Exercise objective | Report each line of the data that has "εξετάζονται" somewhere in it.

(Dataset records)
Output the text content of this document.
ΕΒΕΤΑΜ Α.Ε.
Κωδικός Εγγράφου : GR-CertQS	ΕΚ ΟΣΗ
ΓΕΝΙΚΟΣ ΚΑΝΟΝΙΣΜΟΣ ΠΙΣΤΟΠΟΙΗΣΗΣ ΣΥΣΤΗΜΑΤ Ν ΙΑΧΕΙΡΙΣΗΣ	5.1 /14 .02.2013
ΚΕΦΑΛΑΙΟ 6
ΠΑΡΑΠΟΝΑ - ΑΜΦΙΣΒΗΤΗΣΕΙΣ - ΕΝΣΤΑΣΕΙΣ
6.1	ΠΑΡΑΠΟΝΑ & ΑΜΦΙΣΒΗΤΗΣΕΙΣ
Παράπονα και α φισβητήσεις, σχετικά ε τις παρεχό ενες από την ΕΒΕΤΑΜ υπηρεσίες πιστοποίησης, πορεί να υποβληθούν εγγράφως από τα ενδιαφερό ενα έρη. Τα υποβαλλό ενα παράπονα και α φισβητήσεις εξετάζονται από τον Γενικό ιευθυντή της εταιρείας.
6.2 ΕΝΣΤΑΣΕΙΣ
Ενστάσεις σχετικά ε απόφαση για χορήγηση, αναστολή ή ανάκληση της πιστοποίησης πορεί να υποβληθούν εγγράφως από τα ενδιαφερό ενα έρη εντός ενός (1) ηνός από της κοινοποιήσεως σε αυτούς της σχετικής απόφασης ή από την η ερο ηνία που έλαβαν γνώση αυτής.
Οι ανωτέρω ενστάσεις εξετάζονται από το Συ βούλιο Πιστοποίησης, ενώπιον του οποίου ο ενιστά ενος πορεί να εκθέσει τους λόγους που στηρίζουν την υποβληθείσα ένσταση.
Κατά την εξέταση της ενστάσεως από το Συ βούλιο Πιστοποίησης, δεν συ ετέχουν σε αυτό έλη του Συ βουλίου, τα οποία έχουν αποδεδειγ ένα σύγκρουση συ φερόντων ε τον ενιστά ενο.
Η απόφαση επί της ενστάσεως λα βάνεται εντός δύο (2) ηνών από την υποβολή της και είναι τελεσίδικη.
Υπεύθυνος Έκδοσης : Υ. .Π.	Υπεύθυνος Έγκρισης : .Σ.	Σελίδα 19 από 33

Solution to the exercise |
Παράπονα και α φισβητήσεις, σχετικά ε τις παρεχό ενες από την ΕΒΕΤΑΜ υπηρεσίες πιστοποίησης, πορεί να υποβληθούν εγγράφως από τα ενδιαφερό ενα έρη. Τα υποβαλλό ενα παράπονα και α φισβητήσεις εξετάζονται από τον Γενικό ιευθυντή της εταιρείας.
Οι ανωτέρω ενστάσεις εξετάζονται από το Συ βούλιο Πιστοποίησης, ενώπιον του οποίου ο ενιστά ενος πορεί να εκθέσει τους λόγους που στηρίζουν την υποβληθείσα ένσταση.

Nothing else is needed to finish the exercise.